- _GOAL_:
Exactly how many lines have the word "Twenty"? Answer with the bare number.

- _AVAILABLE RECORDS_:
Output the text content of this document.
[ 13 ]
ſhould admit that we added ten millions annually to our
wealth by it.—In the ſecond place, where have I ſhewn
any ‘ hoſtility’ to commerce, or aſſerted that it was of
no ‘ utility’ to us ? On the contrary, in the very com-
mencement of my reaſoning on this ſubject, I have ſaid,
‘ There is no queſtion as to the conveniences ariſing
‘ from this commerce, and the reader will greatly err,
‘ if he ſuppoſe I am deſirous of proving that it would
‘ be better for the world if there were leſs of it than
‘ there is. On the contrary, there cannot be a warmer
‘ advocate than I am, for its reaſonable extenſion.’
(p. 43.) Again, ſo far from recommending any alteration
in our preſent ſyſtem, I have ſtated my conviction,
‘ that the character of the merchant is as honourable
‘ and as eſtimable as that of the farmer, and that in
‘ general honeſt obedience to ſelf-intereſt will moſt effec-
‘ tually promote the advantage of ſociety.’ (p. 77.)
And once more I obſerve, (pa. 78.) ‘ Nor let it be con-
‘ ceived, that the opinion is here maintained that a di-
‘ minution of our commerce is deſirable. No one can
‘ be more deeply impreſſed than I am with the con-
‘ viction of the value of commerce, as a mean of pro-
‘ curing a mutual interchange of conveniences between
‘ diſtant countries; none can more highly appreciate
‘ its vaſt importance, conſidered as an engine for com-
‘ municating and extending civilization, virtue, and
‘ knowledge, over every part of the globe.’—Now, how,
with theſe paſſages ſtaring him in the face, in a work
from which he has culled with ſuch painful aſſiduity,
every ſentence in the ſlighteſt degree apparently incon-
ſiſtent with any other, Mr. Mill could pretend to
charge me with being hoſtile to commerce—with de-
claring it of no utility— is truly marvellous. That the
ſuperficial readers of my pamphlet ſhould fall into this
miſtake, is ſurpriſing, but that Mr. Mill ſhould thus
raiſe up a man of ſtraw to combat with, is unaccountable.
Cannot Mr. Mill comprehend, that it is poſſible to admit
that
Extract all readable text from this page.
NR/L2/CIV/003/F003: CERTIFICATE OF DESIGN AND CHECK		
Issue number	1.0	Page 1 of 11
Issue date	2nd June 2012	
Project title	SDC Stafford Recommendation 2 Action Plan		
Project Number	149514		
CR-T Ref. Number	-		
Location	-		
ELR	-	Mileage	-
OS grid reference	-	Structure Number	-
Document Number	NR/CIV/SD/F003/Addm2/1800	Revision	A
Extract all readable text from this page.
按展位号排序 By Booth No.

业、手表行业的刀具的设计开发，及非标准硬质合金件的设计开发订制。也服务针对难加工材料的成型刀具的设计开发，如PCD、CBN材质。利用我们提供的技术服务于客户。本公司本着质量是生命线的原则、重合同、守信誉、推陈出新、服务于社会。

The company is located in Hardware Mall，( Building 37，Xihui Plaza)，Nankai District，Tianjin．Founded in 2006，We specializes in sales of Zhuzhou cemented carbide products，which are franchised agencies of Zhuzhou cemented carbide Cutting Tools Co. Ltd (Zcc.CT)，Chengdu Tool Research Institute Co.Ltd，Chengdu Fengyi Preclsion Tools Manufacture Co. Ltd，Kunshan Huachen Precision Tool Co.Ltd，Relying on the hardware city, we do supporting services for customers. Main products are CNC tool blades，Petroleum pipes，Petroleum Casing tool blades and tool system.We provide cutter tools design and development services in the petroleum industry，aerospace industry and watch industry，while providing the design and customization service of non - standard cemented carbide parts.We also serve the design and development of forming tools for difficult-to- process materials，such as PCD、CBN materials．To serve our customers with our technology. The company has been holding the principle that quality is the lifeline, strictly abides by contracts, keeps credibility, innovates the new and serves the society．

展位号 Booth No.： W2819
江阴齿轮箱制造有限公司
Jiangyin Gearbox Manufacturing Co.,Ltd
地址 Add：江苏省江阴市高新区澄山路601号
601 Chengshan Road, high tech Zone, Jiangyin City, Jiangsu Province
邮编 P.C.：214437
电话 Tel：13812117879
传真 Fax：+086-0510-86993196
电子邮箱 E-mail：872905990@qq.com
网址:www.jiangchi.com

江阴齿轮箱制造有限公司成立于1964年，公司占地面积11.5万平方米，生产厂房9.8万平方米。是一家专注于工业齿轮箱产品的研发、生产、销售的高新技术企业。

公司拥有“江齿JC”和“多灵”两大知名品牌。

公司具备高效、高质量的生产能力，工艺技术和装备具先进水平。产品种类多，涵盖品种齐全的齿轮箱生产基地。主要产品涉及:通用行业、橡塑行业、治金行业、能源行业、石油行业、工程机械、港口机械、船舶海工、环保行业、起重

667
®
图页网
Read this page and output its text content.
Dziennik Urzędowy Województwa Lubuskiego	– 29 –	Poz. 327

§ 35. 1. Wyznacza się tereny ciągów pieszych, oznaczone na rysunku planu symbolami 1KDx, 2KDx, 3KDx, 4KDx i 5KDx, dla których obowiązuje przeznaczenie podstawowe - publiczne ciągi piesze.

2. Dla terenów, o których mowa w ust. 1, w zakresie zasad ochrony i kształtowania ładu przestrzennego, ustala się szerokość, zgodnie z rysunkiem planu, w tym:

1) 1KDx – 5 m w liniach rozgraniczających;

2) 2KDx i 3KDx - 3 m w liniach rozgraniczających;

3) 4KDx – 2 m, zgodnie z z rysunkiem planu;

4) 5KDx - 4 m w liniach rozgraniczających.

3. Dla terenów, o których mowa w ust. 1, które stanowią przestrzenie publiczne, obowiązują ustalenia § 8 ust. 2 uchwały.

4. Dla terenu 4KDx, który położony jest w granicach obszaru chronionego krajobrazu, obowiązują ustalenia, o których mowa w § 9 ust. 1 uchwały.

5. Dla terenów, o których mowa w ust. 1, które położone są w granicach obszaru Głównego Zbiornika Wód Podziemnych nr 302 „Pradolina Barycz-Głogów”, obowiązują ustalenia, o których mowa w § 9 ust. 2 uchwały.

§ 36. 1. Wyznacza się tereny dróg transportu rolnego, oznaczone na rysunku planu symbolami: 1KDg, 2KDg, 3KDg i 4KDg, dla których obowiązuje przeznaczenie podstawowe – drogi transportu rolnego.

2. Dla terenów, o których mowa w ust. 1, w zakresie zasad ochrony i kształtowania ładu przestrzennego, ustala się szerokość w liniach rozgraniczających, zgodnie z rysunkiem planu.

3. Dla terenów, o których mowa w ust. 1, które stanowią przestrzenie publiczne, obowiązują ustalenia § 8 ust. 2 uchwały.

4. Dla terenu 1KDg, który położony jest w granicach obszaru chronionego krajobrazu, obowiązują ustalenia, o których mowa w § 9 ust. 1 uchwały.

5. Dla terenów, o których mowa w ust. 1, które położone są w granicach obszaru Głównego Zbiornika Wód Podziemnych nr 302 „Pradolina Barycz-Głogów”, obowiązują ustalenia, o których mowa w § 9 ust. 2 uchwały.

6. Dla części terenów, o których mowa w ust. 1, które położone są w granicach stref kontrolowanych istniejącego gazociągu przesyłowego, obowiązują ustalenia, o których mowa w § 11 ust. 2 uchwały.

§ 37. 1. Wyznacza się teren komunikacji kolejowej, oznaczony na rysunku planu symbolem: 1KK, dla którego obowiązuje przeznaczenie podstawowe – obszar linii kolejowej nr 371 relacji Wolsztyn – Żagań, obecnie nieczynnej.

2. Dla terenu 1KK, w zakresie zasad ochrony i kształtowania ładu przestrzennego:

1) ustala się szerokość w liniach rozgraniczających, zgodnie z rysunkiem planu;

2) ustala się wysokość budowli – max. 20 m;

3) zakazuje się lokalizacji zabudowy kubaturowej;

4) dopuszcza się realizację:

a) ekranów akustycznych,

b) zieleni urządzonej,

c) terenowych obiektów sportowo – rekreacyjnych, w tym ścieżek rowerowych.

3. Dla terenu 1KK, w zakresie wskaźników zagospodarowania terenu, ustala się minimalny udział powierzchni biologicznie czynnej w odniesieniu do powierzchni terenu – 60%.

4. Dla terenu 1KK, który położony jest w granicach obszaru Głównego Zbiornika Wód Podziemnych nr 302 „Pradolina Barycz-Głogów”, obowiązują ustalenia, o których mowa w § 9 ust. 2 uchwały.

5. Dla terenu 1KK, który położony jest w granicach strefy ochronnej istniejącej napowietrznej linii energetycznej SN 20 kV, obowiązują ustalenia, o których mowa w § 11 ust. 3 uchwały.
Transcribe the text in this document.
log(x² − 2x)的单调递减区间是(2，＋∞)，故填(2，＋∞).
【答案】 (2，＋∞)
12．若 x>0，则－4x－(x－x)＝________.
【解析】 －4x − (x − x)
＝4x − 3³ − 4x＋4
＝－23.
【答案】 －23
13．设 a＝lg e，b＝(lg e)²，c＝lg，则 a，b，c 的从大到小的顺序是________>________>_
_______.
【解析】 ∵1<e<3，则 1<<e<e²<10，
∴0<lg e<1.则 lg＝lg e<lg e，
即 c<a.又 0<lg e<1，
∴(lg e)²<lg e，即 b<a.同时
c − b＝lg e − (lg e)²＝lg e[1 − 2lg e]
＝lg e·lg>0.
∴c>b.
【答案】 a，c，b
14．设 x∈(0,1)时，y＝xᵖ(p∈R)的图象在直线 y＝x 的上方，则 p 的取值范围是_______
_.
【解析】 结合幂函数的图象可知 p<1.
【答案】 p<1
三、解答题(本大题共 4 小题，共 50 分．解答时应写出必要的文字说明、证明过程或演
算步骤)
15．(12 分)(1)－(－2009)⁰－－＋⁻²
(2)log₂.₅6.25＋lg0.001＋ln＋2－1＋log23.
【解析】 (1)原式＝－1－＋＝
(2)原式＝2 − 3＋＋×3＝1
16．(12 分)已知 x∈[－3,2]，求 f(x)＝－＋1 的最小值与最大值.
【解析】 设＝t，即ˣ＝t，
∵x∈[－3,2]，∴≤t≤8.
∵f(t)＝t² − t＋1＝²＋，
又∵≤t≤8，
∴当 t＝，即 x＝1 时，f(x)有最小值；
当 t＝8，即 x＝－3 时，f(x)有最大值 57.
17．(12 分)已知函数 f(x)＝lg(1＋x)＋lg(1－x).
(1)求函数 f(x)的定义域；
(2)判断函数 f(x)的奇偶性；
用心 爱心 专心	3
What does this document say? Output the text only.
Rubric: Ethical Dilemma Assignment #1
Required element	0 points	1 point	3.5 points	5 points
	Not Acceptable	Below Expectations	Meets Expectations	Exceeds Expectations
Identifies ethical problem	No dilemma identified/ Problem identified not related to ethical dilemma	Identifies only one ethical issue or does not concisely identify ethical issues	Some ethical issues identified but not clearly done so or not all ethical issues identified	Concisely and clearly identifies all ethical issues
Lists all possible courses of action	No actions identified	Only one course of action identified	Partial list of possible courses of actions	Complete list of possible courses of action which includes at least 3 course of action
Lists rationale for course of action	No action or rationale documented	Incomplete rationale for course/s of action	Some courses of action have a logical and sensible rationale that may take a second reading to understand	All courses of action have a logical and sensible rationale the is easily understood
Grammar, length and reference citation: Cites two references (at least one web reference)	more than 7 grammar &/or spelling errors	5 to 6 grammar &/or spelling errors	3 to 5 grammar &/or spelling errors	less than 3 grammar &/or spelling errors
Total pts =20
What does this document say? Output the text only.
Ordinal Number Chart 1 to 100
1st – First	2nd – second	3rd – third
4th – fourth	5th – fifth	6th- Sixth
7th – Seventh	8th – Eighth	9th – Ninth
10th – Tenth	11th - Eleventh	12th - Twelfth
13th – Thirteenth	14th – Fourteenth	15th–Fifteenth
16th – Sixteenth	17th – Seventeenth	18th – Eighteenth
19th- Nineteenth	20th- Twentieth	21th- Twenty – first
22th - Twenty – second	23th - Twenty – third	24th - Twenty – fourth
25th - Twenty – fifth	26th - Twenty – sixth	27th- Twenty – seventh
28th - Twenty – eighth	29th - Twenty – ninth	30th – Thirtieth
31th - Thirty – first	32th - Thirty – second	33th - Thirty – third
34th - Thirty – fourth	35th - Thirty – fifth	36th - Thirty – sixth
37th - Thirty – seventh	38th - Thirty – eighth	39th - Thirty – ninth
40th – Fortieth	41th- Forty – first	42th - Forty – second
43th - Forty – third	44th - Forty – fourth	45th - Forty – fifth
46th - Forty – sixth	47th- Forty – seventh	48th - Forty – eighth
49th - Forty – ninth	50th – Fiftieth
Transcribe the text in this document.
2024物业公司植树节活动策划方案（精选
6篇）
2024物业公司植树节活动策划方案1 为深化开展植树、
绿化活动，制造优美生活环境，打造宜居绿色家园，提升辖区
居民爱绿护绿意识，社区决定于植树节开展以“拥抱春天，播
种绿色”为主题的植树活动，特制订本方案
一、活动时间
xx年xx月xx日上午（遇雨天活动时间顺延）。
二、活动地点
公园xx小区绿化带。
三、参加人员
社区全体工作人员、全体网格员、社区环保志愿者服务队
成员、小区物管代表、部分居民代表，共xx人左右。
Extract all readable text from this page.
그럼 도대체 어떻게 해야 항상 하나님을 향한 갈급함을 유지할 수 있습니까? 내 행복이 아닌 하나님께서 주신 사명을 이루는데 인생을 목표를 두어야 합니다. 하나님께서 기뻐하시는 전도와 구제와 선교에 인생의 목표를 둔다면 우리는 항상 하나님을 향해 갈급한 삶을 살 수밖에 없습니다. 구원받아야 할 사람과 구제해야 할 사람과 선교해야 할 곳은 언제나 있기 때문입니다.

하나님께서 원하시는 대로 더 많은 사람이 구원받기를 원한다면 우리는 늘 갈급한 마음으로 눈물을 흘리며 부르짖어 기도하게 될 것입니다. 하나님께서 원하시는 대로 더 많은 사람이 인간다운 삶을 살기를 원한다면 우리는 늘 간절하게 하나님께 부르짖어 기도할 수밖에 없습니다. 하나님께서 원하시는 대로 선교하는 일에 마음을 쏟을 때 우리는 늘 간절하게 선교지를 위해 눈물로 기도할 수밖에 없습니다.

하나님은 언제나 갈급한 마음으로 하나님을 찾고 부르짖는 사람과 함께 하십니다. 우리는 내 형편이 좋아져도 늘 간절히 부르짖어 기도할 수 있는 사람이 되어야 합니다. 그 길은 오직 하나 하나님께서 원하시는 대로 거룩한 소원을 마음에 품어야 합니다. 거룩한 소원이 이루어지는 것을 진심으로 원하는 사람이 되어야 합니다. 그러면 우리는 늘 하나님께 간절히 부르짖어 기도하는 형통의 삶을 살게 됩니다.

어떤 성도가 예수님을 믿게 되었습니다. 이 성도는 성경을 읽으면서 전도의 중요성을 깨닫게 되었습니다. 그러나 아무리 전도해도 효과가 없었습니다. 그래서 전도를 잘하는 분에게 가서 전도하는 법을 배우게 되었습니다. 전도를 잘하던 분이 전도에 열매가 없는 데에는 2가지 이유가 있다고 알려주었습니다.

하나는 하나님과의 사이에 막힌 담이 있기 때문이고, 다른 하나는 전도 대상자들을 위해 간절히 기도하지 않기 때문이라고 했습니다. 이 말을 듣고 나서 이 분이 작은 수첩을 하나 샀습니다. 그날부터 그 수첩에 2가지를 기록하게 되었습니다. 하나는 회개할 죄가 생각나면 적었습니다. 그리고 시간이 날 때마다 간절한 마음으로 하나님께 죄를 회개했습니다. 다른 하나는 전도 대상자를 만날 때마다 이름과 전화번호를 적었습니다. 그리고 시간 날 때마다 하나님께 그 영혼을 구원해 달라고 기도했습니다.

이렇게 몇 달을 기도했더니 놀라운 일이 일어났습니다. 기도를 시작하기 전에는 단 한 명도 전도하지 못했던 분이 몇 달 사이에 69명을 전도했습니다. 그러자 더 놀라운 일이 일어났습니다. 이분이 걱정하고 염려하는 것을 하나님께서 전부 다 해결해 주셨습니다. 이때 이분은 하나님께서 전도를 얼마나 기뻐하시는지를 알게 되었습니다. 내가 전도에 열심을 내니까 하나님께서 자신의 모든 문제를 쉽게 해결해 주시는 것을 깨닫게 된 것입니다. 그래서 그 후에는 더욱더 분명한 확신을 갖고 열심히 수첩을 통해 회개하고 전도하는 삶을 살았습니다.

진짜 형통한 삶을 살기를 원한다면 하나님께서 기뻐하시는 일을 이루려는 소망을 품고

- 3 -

- _EXPECTED OUTPUT_:
4